## Input material
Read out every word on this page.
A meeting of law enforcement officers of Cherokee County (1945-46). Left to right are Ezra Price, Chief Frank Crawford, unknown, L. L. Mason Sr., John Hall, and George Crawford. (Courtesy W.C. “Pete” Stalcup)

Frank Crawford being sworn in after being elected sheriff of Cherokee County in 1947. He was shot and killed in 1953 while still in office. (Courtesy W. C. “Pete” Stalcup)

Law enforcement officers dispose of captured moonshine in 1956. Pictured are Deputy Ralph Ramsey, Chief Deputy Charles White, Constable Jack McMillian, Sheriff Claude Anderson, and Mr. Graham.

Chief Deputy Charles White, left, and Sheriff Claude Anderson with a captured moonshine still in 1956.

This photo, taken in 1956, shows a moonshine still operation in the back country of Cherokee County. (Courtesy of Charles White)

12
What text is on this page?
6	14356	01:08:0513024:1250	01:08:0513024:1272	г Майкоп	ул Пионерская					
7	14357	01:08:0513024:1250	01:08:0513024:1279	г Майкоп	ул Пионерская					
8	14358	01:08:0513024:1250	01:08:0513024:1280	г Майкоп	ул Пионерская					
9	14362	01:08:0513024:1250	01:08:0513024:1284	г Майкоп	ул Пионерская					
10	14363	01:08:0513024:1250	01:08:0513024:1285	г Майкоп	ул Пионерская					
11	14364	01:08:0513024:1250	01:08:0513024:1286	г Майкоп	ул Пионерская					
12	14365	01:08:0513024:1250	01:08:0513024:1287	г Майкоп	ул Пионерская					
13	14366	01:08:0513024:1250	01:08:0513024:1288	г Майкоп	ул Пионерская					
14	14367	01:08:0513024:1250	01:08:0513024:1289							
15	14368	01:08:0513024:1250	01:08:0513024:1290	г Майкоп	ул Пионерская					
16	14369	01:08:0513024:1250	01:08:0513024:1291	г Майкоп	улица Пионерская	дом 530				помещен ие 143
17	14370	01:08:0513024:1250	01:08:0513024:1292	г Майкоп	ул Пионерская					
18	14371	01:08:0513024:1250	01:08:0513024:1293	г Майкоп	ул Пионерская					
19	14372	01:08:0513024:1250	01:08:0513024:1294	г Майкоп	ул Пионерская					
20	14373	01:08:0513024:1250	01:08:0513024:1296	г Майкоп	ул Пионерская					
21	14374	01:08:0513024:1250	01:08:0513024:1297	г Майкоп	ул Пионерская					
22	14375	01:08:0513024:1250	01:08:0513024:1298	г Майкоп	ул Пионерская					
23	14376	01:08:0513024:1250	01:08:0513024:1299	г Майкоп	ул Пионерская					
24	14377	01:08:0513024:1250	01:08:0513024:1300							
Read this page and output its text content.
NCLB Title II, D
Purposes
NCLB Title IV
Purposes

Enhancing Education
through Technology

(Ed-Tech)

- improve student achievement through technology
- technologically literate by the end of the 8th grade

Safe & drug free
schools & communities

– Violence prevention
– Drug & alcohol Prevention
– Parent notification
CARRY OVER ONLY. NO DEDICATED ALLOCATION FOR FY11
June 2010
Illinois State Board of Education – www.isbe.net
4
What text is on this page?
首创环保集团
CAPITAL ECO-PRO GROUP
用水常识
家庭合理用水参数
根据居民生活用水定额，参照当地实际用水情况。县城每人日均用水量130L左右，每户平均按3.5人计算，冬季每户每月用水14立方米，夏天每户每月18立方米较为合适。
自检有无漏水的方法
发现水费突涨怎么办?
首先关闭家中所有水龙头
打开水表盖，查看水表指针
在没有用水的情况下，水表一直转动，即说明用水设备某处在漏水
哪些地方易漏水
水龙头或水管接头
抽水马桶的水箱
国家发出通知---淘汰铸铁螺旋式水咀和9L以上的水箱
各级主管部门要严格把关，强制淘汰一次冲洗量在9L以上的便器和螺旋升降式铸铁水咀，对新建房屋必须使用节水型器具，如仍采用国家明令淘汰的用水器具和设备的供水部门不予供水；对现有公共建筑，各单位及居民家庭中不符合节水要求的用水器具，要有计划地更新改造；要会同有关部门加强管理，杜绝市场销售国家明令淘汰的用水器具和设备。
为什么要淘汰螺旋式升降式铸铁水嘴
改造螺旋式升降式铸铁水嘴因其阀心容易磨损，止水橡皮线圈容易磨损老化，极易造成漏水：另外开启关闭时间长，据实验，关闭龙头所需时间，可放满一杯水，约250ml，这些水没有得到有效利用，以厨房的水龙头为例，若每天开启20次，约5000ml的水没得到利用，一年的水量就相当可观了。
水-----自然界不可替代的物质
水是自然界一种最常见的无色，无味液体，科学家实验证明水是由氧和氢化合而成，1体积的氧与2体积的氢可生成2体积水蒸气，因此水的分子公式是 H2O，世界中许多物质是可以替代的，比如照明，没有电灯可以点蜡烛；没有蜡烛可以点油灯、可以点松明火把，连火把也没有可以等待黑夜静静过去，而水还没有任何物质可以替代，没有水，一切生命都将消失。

## Given instruction
Return all of the data exactly as it reads.

## Answer for this exercise
Read out every word on this page.
A meeting of law enforcement officers of Cherokee County (1945-46). Left to right are Ezra Price, Chief Frank Crawford, unknown, L. L. Mason Sr., John Hall, and George Crawford. (Courtesy W.C. “Pete” Stalcup)

Frank Crawford being sworn in after being elected sheriff of Cherokee County in 1947. He was shot and killed in 1953 while still in office. (Courtesy W. C. “Pete” Stalcup)

Law enforcement officers dispose of captured moonshine in 1956. Pictured are Deputy Ralph Ramsey, Chief Deputy Charles White, Constable Jack McMillian, Sheriff Claude Anderson, and Mr. Graham.

Chief Deputy Charles White, left, and Sheriff Claude Anderson with a captured moonshine still in 1956.

This photo, taken in 1956, shows a moonshine still operation in the back country of Cherokee County. (Courtesy of Charles White)

12
What text is on this page?
6	14356	01:08:0513024:1250	01:08:0513024:1272	г Майкоп	ул Пионерская					
7	14357	01:08:0513024:1250	01:08:0513024:1279	г Майкоп	ул Пионерская					
8	14358	01:08:0513024:1250	01:08:0513024:1280	г Майкоп	ул Пионерская					
9	14362	01:08:0513024:1250	01:08:0513024:1284	г Майкоп	ул Пионерская					
10	14363	01:08:0513024:1250	01:08:0513024:1285	г Майкоп	ул Пионерская					
11	14364	01:08:0513024:1250	01:08:0513024:1286	г Майкоп	ул Пионерская					
12	14365	01:08:0513024:1250	01:08:0513024:1287	г Майкоп	ул Пионерская					
13	14366	01:08:0513024:1250	01:08:0513024:1288	г Майкоп	ул Пионерская					
14	14367	01:08:0513024:1250	01:08:0513024:1289							
15	14368	01:08:0513024:1250	01:08:0513024:1290	г Майкоп	ул Пионерская					
16	14369	01:08:0513024:1250	01:08:0513024:1291	г Майкоп	улица Пионерская	дом 530				помещен ие 143
17	14370	01:08:0513024:1250	01:08:0513024:1292	г Майкоп	ул Пионерская					
18	14371	01:08:0513024:1250	01:08:0513024:1293	г Майкоп	ул Пионерская					
19	14372	01:08:0513024:1250	01:08:0513024:1294	г Майкоп	ул Пионерская					
20	14373	01:08:0513024:1250	01:08:0513024:1296	г Майкоп	ул Пионерская					
21	14374	01:08:0513024:1250	01:08:0513024:1297	г Майкоп	ул Пионерская					
22	14375	01:08:0513024:1250	01:08:0513024:1298	г Майкоп	ул Пионерская					
23	14376	01:08:0513024:1250	01:08:0513024:1299	г Майкоп	ул Пионерская					
24	14377	01:08:0513024:1250	01:08:0513024:1300							
Read this page and output its text content.
NCLB Title II, D
Purposes
NCLB Title IV
Purposes

Enhancing Education
through Technology

(Ed-Tech)

- improve student achievement through technology
- technologically literate by the end of the 8th grade

Safe & drug free
schools & communities

– Violence prevention
– Drug & alcohol Prevention
– Parent notification
CARRY OVER ONLY. NO DEDICATED ALLOCATION FOR FY11
June 2010
Illinois State Board of Education – www.isbe.net
4
What text is on this page?
首创环保集团
CAPITAL ECO-PRO GROUP
用水常识
家庭合理用水参数
根据居民生活用水定额，参照当地实际用水情况。县城每人日均用水量130L左右，每户平均按3.5人计算，冬季每户每月用水14立方米，夏天每户每月18立方米较为合适。
自检有无漏水的方法
发现水费突涨怎么办?
首先关闭家中所有水龙头
打开水表盖，查看水表指针
在没有用水的情况下，水表一直转动，即说明用水设备某处在漏水
哪些地方易漏水
水龙头或水管接头
抽水马桶的水箱
国家发出通知---淘汰铸铁螺旋式水咀和9L以上的水箱
各级主管部门要严格把关，强制淘汰一次冲洗量在9L以上的便器和螺旋升降式铸铁水咀，对新建房屋必须使用节水型器具，如仍采用国家明令淘汰的用水器具和设备的供水部门不予供水；对现有公共建筑，各单位及居民家庭中不符合节水要求的用水器具，要有计划地更新改造；要会同有关部门加强管理，杜绝市场销售国家明令淘汰的用水器具和设备。
为什么要淘汰螺旋式升降式铸铁水嘴
改造螺旋式升降式铸铁水嘴因其阀心容易磨损，止水橡皮线圈容易磨损老化，极易造成漏水：另外开启关闭时间长，据实验，关闭龙头所需时间，可放满一杯水，约250ml，这些水没有得到有效利用，以厨房的水龙头为例，若每天开启20次，约5000ml的水没得到利用，一年的水量就相当可观了。
水-----自然界不可替代的物质
水是自然界一种最常见的无色，无味液体，科学家实验证明水是由氧和氢化合而成，1体积的氧与2体积的氢可生成2体积水蒸气，因此水的分子公式是 H2O，世界中许多物质是可以替代的，比如照明，没有电灯可以点蜡烛；没有蜡烛可以点油灯、可以点松明火把，连火把也没有可以等待黑夜静静过去，而水还没有任何物质可以替代，没有水，一切生命都将消失。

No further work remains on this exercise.